SET EXERCISE -
Find the string "healthcare" in the listing and report every line that has it.

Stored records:

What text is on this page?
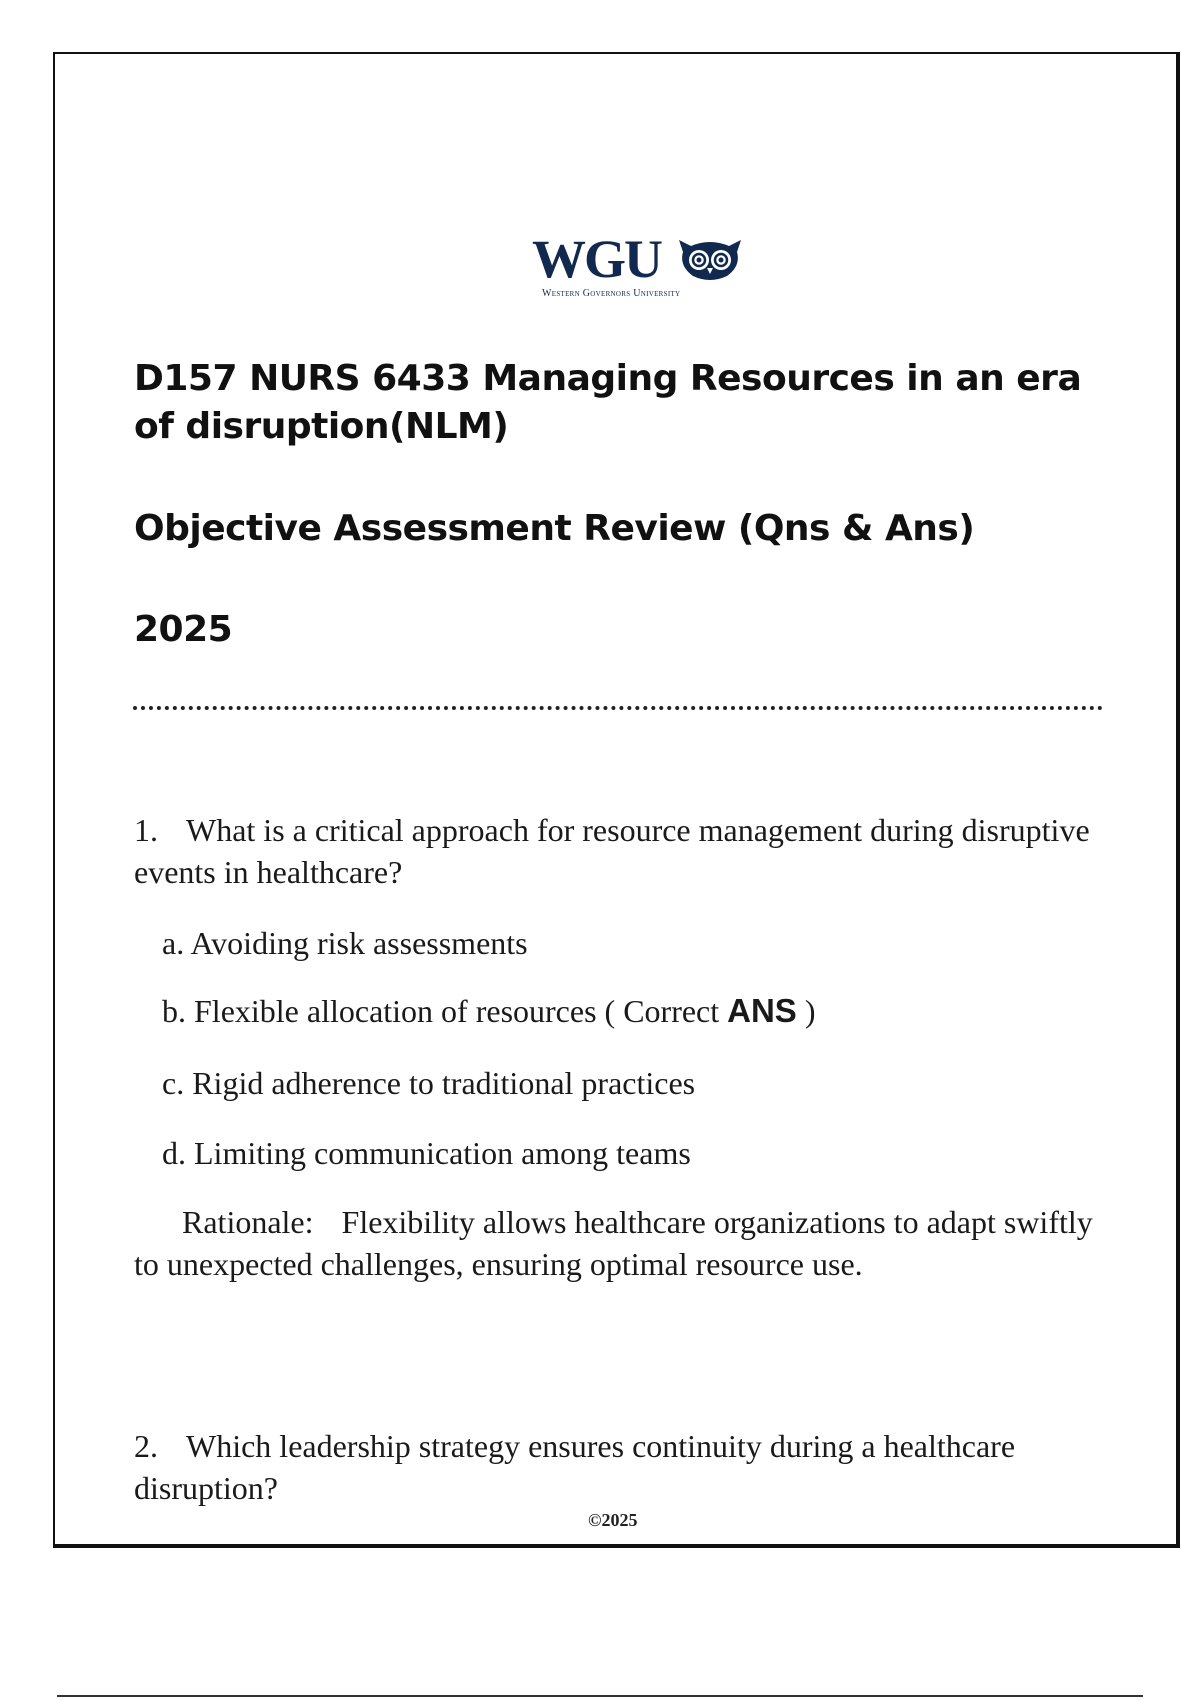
WGU
Western Governors University
D157 NURS 6433 Managing Resources in an era of disruption(NLM)
Objective Assessment Review (Qns & Ans)
2025
1. What is a critical approach for resource management during disruptive events in healthcare?
a. Avoiding risk assessments
b. Flexible allocation of resources ( Correct ANS )
c. Rigid adherence to traditional practices
d. Limiting communication among teams
Rationale: Flexibility allows healthcare organizations to adapt swiftly to unexpected challenges, ensuring optimal resource use.
2. Which leadership strategy ensures continuity during a healthcare disruption?
©2025
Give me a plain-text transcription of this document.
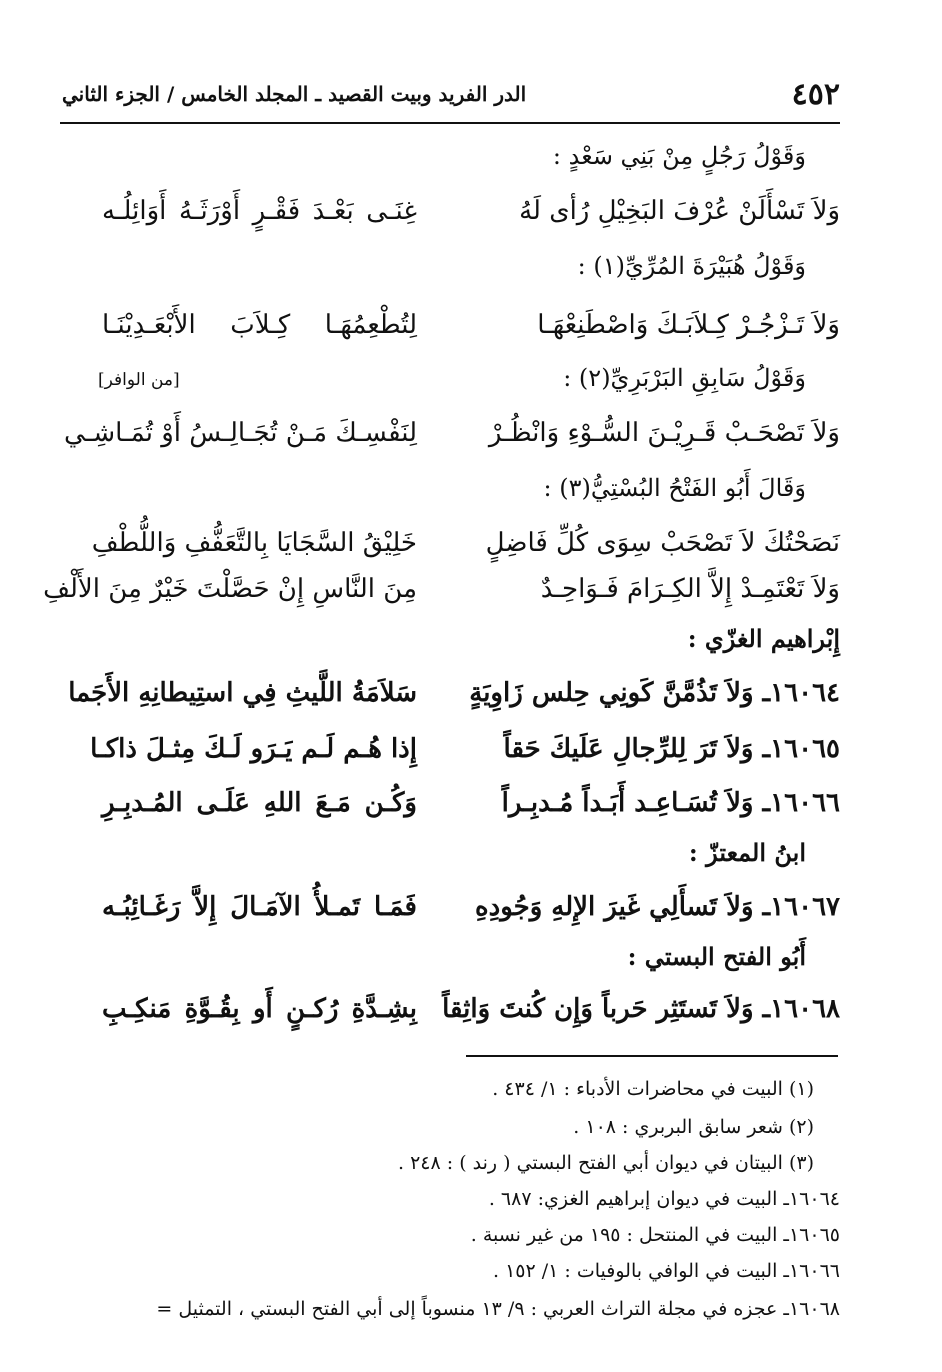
٤٥٢
الدر الفريد وبيت القصيد ـ المجلد الخامس / الجزء الثاني
وَقَوْلُ رَجُلٍ مِنْ بَنِي سَعْدٍ :
وَلاَ تَسْأَلَنْ عُرْفَ البَخِيْلِ رُأى لَهُ
غِنَـى بَعْـدَ فَقْـرٍ أَوْرَثَـهُ أَوَائِلُـه
وَقَوْلُ هُبَيْرَةَ المُرِّيِّ(١) :
وَلاَ تَـزْجُـرْ كِـلاَبَـكَ وَاصْطَنِعْهَـا
لِتُطْعِمُهَـا كِـلاَبَ الأَبْعَـدِيْنَـا
وَقَوْلُ سَابِقِ البَرْبَرِيِّ(٢) :
[من الوافر]
وَلاَ تَصْحَـبْ قَـرِيْـنَ السُّـوْءِ وَانْظُـرْ
لِنَفْسِـكَ مَـنْ تُجَـالِـسُ أَوْ تُمَـاشِـي
وَقَالَ أَبُو الفَتْحُ البُسْتِيُّ(٣) :
نَصَحْتُكَ لاَ تَصْحَبْ سِوَى كُلِّ فَاضِلٍ
خَلِيْقُ السَّجَايَا بِالتَّعَفُّفِ وَاللُّطْفِ
وَلاَ تَعْتَمِـدْ إِلاَّ الكِـرَامَ فَـوَاحِـدٌ
مِنَ النَّاسِ إِنْ حَصَّلْتَ خَيْرٌ مِنَ الأَلْفِ
إِبْراهيم الغزّي :
١٦٠٦٤ـ وَلاَ تَذُمَّنَّ كَونِي حِلس زَاوِيَةٍ
سَلاَمَةُ اللَّيثِ فِي استِيطانِهِ الأَجَما
١٦٠٦٥ـ وَلاَ تَرَ لِلرِّجالِ عَلَيكَ حَقاً
إِذا هُـم لَـم يَـرَو لَـكَ مِثـلَ ذاكـا
١٦٠٦٦ـ وَلاَ تُسَـاعِـد أَبَـداً مُـدبِـراً
وَكُـن مَـعَ اللهِ عَلَـى المُـدبِـرِ
ابنُ المعتزّ :
١٦٠٦٧ـ وَلاَ تَسأَلِي غَيرَ الإِلهِ وَجُودِهِ
فَمَـا تَمـلأُ الآمَـالَ إِلاَّ رَغَـائِبُـه
أَبُو الفتح البستي :
١٦٠٦٨ـ وَلاَ تَستَثِر حَرباً وَإِن كُنتَ وَاثِقاً
بِشِـدَّةِ رُكـنٍ أَو بِقُـوَّةِ مَنكِـبِ
(١) البيت في محاضرات الأدباء : ١/ ٤٣٤ .
(٢) شعر سابق البربري : ١٠٨ .
(٣) البيتان في ديوان أبي الفتح البستي ( رند ) : ٢٤٨ .
١٦٠٦٤ـ البيت في ديوان إبراهيم الغزي: ٦٨٧ .
١٦٠٦٥ـ البيت في المنتحل : ١٩٥ من غير نسبة .
١٦٠٦٦ـ البيت في الوافي بالوفيات : ١/ ١٥٢ .
١٦٠٦٨ـ عجزه في مجلة التراث العربي : ٩/ ١٣ منسوباً إلى أبي الفتح البستي ، التمثيل =
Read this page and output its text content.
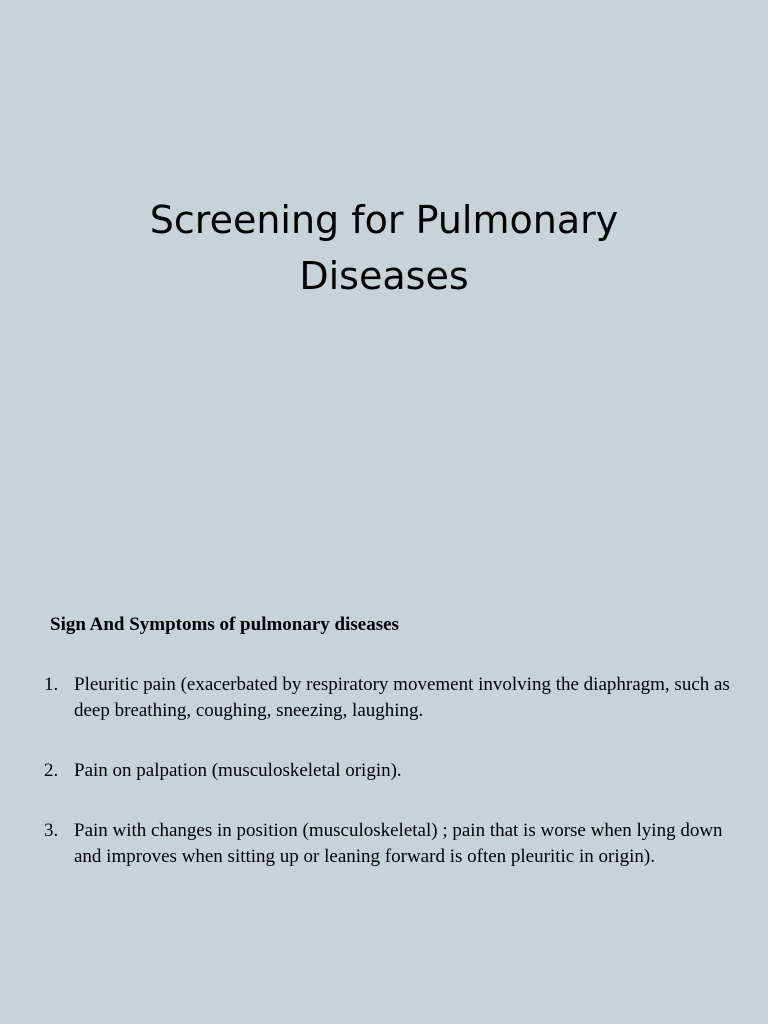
Screening for Pulmonary
Diseases

Sign And Symptoms of pulmonary diseases

1. Pleuritic pain (exacerbated by respiratory movement involving the diaphragm, such as deep breathing, coughing, sneezing, laughing.
2. Pain on palpation (musculoskeletal origin).
3. Pain with changes in position (musculoskeletal) ; pain that is worse when lying down and improves when sitting up or leaning forward is often pleuritic in origin).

OUTPUT FOR THIS EXERCISE -
1. What is a critical approach for resource management during disruptive events in healthcare?
Rationale: Flexibility allows healthcare organizations to adapt swiftly to unexpected challenges, ensuring optimal resource use.
2. Which leadership strategy ensures continuity during a healthcare disruption?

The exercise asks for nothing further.